Records from a dataset:

::::

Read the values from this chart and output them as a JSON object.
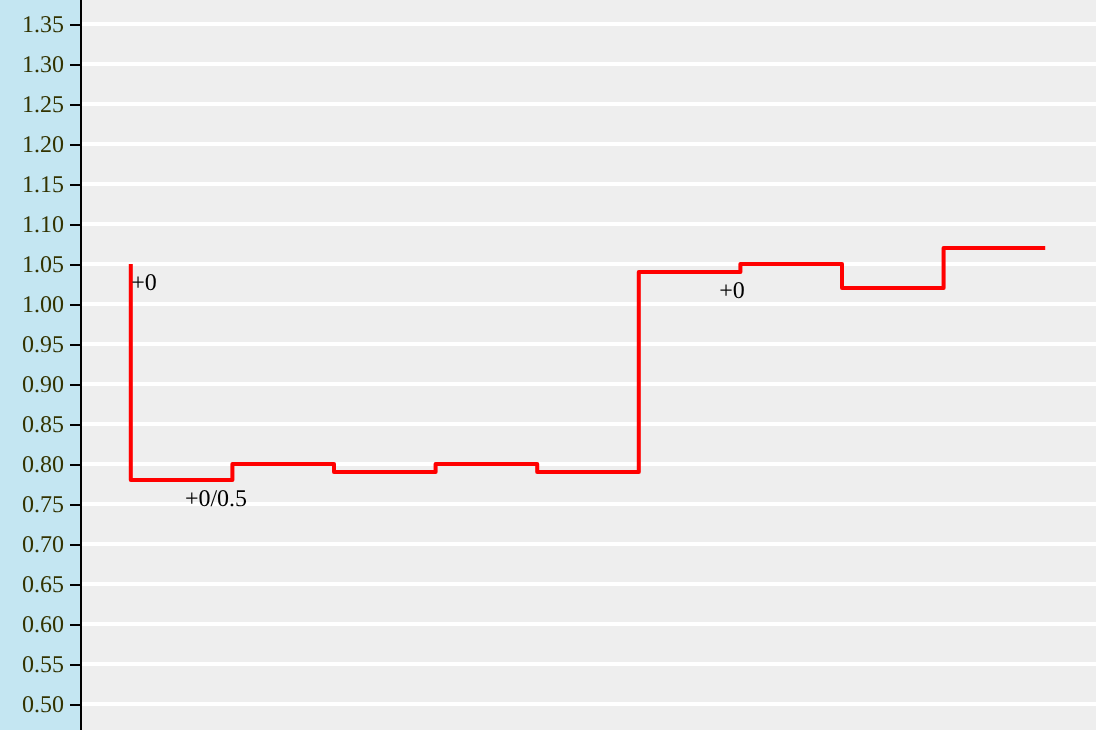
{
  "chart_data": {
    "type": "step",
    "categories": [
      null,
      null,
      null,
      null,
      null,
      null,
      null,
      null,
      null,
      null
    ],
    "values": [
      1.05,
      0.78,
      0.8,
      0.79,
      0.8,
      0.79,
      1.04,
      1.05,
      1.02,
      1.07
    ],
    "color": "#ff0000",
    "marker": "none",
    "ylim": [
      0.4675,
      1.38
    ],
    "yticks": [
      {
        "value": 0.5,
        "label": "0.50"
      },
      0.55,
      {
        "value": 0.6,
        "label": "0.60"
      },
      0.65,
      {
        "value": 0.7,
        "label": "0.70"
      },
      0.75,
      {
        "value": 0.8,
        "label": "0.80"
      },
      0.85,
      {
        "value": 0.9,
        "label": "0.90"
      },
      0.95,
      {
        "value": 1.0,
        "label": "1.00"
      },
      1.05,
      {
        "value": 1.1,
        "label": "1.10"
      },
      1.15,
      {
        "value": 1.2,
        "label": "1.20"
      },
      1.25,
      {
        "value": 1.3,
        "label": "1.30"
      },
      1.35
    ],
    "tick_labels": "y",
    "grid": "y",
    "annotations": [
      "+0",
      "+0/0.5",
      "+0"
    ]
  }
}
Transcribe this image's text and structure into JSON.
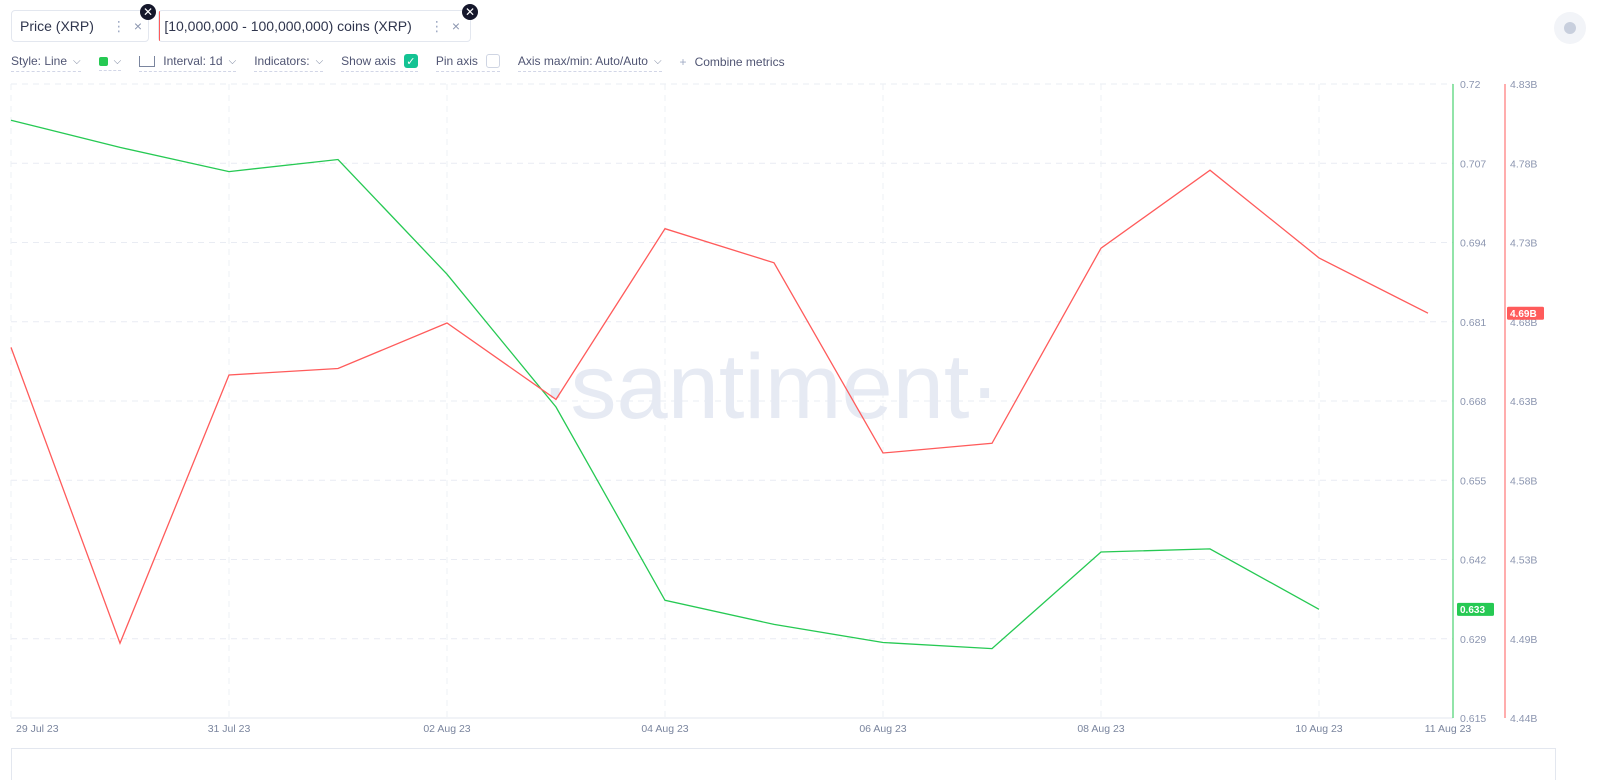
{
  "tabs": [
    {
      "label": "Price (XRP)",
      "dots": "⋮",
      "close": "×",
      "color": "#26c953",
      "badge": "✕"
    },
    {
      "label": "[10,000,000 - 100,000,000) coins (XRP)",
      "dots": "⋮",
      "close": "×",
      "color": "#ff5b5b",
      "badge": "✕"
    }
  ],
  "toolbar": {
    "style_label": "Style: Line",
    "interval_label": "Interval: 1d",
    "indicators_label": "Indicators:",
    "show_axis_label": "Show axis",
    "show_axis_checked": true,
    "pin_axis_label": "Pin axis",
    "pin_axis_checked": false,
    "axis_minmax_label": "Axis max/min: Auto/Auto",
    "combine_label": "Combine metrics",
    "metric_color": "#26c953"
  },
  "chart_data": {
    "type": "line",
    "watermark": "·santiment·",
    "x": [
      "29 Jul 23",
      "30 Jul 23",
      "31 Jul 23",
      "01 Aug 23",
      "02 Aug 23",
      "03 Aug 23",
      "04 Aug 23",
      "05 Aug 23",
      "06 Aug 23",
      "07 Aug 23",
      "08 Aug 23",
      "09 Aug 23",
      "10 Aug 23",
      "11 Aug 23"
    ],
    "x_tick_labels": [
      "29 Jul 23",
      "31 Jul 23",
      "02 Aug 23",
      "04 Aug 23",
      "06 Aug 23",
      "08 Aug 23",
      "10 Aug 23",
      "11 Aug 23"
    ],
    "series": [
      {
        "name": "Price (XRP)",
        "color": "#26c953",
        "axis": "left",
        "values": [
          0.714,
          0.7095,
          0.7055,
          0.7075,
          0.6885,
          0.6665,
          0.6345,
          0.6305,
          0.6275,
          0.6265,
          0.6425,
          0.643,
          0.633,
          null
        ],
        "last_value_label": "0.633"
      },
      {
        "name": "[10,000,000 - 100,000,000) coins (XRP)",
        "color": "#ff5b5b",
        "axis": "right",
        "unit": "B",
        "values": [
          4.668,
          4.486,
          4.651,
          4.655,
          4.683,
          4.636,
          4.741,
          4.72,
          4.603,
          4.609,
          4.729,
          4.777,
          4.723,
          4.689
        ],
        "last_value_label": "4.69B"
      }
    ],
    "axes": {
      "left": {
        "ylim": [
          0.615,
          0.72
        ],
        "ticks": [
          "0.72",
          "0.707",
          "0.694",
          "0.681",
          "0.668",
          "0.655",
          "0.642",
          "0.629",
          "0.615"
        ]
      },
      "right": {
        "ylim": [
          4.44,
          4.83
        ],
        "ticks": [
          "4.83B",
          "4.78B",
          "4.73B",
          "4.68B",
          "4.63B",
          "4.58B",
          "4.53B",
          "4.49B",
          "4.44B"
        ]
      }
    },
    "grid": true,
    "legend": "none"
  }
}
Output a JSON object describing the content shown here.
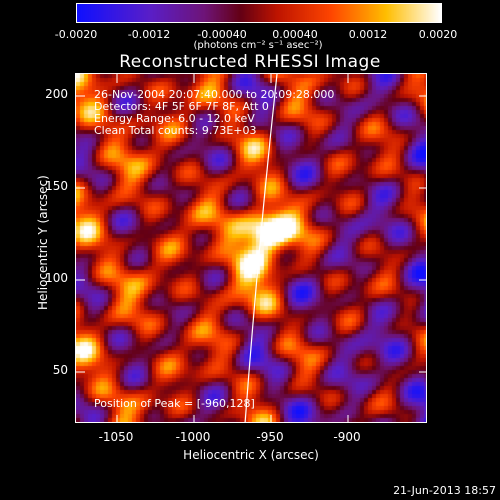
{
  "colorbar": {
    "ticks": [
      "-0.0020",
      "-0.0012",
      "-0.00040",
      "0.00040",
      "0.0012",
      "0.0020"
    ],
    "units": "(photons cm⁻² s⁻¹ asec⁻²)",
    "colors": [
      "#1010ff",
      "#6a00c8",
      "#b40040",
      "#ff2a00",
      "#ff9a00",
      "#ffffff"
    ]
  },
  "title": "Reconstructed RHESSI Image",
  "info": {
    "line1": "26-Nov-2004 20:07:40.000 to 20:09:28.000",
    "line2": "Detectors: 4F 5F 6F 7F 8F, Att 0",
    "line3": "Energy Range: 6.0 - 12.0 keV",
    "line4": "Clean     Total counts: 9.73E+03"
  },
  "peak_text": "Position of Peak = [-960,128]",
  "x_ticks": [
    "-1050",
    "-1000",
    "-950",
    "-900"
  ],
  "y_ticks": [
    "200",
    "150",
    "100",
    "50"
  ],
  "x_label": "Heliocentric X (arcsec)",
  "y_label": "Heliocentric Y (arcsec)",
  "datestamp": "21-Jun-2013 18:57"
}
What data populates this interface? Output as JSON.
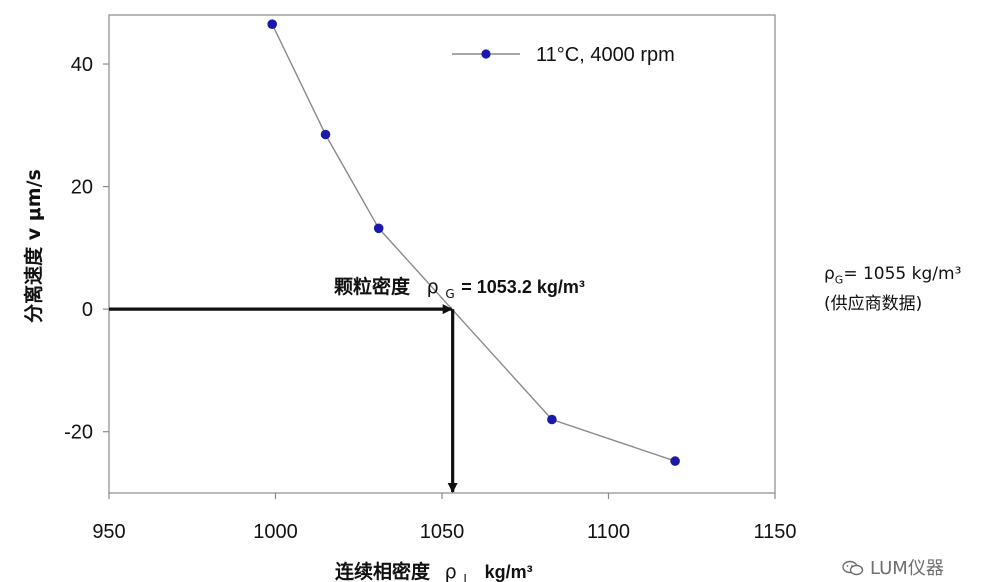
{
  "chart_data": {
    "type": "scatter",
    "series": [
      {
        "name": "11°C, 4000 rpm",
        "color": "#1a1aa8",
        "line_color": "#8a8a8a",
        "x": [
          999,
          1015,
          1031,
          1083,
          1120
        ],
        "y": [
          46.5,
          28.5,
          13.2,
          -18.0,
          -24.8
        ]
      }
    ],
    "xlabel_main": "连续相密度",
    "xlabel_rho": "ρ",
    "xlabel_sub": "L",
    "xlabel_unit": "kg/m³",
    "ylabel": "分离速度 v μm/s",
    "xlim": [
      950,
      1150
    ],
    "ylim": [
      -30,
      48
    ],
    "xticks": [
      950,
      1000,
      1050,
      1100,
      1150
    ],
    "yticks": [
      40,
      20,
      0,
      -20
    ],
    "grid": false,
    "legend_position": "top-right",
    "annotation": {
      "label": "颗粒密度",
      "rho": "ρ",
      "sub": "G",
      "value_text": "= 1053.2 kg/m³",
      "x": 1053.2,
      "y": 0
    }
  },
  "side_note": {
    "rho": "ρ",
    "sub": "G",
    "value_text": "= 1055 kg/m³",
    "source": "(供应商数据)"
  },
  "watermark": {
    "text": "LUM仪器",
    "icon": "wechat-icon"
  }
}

::::

Exercise description:
In the copy, include no pictures; restate the listing above exactly.

Task result:
Read the values from this chart and output them as a JSON object.
{
  "chart_data": {
    "type": "step",
    "categories": [
      null,
      null,
      null,
      null,
      null,
      null,
      null,
      null,
      null,
      null
    ],
    "values": [
      1.05,
      0.78,
      0.8,
      0.79,
      0.8,
      0.79,
      1.04,
      1.05,
      1.02,
      1.07
    ],
    "color": "#ff0000",
    "marker": "none",
    "ylim": [
      0.4675,
      1.38
    ],
    "yticks": [
      {
        "value": 0.5,
        "label": "0.50"
      },
      0.55,
      {
        "value": 0.6,
        "label": "0.60"
      },
      0.65,
      {
        "value": 0.7,
        "label": "0.70"
      },
      0.75,
      {
        "value": 0.8,
        "label": "0.80"
      },
      0.85,
      {
        "value": 0.9,
        "label": "0.90"
      },
      0.95,
      {
        "value": 1.0,
        "label": "1.00"
      },
      1.05,
      {
        "value": 1.1,
        "label": "1.10"
      },
      1.15,
      {
        "value": 1.2,
        "label": "1.20"
      },
      1.25,
      {
        "value": 1.3,
        "label": "1.30"
      },
      1.35
    ],
    "tick_labels": "y",
    "grid": "y",
    "annotations": [
      "+0",
      "+0/0.5",
      "+0"
    ]
  }
}
Transcribe this image's text and structure into JSON.
{
  "tabs": [
    {
      "label": "Price (XRP)",
      "dots": "⋮",
      "close": "×",
      "color": "#26c953",
      "badge": "✕"
    },
    {
      "label": "[10,000,000 - 100,000,000) coins (XRP)",
      "dots": "⋮",
      "close": "×",
      "color": "#ff5b5b",
      "badge": "✕"
    }
  ],
  "toolbar": {
    "style_label": "Style: Line",
    "interval_label": "Interval: 1d",
    "indicators_label": "Indicators:",
    "show_axis_label": "Show axis",
    "show_axis_checked": true,
    "pin_axis_label": "Pin axis",
    "pin_axis_checked": false,
    "axis_minmax_label": "Axis max/min: Auto/Auto",
    "combine_label": "Combine metrics",
    "metric_color": "#26c953"
  },
  "chart_data": {
    "type": "line",
    "watermark": "·santiment·",
    "x": [
      "29 Jul 23",
      "30 Jul 23",
      "31 Jul 23",
      "01 Aug 23",
      "02 Aug 23",
      "03 Aug 23",
      "04 Aug 23",
      "05 Aug 23",
      "06 Aug 23",
      "07 Aug 23",
      "08 Aug 23",
      "09 Aug 23",
      "10 Aug 23",
      "11 Aug 23"
    ],
    "x_tick_labels": [
      "29 Jul 23",
      "31 Jul 23",
      "02 Aug 23",
      "04 Aug 23",
      "06 Aug 23",
      "08 Aug 23",
      "10 Aug 23",
      "11 Aug 23"
    ],
    "series": [
      {
        "name": "Price (XRP)",
        "color": "#26c953",
        "axis": "left",
        "values": [
          0.714,
          0.7095,
          0.7055,
          0.7075,
          0.6885,
          0.6665,
          0.6345,
          0.6305,
          0.6275,
          0.6265,
          0.6425,
          0.643,
          0.633,
          null
        ],
        "last_value_label": "0.633"
      },
      {
        "name": "[10,000,000 - 100,000,000) coins (XRP)",
        "color": "#ff5b5b",
        "axis": "right",
        "unit": "B",
        "values": [
          4.668,
          4.486,
          4.651,
          4.655,
          4.683,
          4.636,
          4.741,
          4.72,
          4.603,
          4.609,
          4.729,
          4.777,
          4.723,
          4.689
        ],
        "last_value_label": "4.69B"
      }
    ],
    "axes": {
      "left": {
        "ylim": [
          0.615,
          0.72
        ],
        "ticks": [
          "0.72",
          "0.707",
          "0.694",
          "0.681",
          "0.668",
          "0.655",
          "0.642",
          "0.629",
          "0.615"
        ]
      },
      "right": {
        "ylim": [
          4.44,
          4.83
        ],
        "ticks": [
          "4.83B",
          "4.78B",
          "4.73B",
          "4.68B",
          "4.63B",
          "4.58B",
          "4.53B",
          "4.49B",
          "4.44B"
        ]
      }
    },
    "grid": true,
    "legend": "none"
  }
}
Output a JSON object describing the content shown here.
{
  "colorbar": {
    "ticks": [
      "-0.0020",
      "-0.0012",
      "-0.00040",
      "0.00040",
      "0.0012",
      "0.0020"
    ],
    "units": "(photons cm⁻² s⁻¹ asec⁻²)",
    "colors": [
      "#1010ff",
      "#6a00c8",
      "#b40040",
      "#ff2a00",
      "#ff9a00",
      "#ffffff"
    ]
  },
  "title": "Reconstructed RHESSI Image",
  "info": {
    "line1": "26-Nov-2004 20:07:40.000 to 20:09:28.000",
    "line2": "Detectors: 4F 5F 6F 7F 8F, Att 0",
    "line3": "Energy Range: 6.0 - 12.0 keV",
    "line4": "Clean     Total counts: 9.73E+03"
  },
  "peak_text": "Position of Peak = [-960,128]",
  "x_ticks": [
    "-1050",
    "-1000",
    "-950",
    "-900"
  ],
  "y_ticks": [
    "200",
    "150",
    "100",
    "50"
  ],
  "x_label": "Heliocentric X (arcsec)",
  "y_label": "Heliocentric Y (arcsec)",
  "datestamp": "21-Jun-2013 18:57"
}
What data populates this interface? Output as JSON.
{
  "chart_data": {
    "type": "scatter",
    "series": [
      {
        "name": "11°C, 4000 rpm",
        "color": "#1a1aa8",
        "line_color": "#8a8a8a",
        "x": [
          999,
          1015,
          1031,
          1083,
          1120
        ],
        "y": [
          46.5,
          28.5,
          13.2,
          -18.0,
          -24.8
        ]
      }
    ],
    "xlabel_main": "连续相密度",
    "xlabel_rho": "ρ",
    "xlabel_sub": "L",
    "xlabel_unit": "kg/m³",
    "ylabel": "分离速度 v μm/s",
    "xlim": [
      950,
      1150
    ],
    "ylim": [
      -30,
      48
    ],
    "xticks": [
      950,
      1000,
      1050,
      1100,
      1150
    ],
    "yticks": [
      40,
      20,
      0,
      -20
    ],
    "grid": false,
    "legend_position": "top-right",
    "annotation": {
      "label": "颗粒密度",
      "rho": "ρ",
      "sub": "G",
      "value_text": "= 1053.2 kg/m³",
      "x": 1053.2,
      "y": 0
    }
  },
  "side_note": {
    "rho": "ρ",
    "sub": "G",
    "value_text": "= 1055 kg/m³",
    "source": "(供应商数据)"
  },
  "watermark": {
    "text": "LUM仪器",
    "icon": "wechat-icon"
  }
}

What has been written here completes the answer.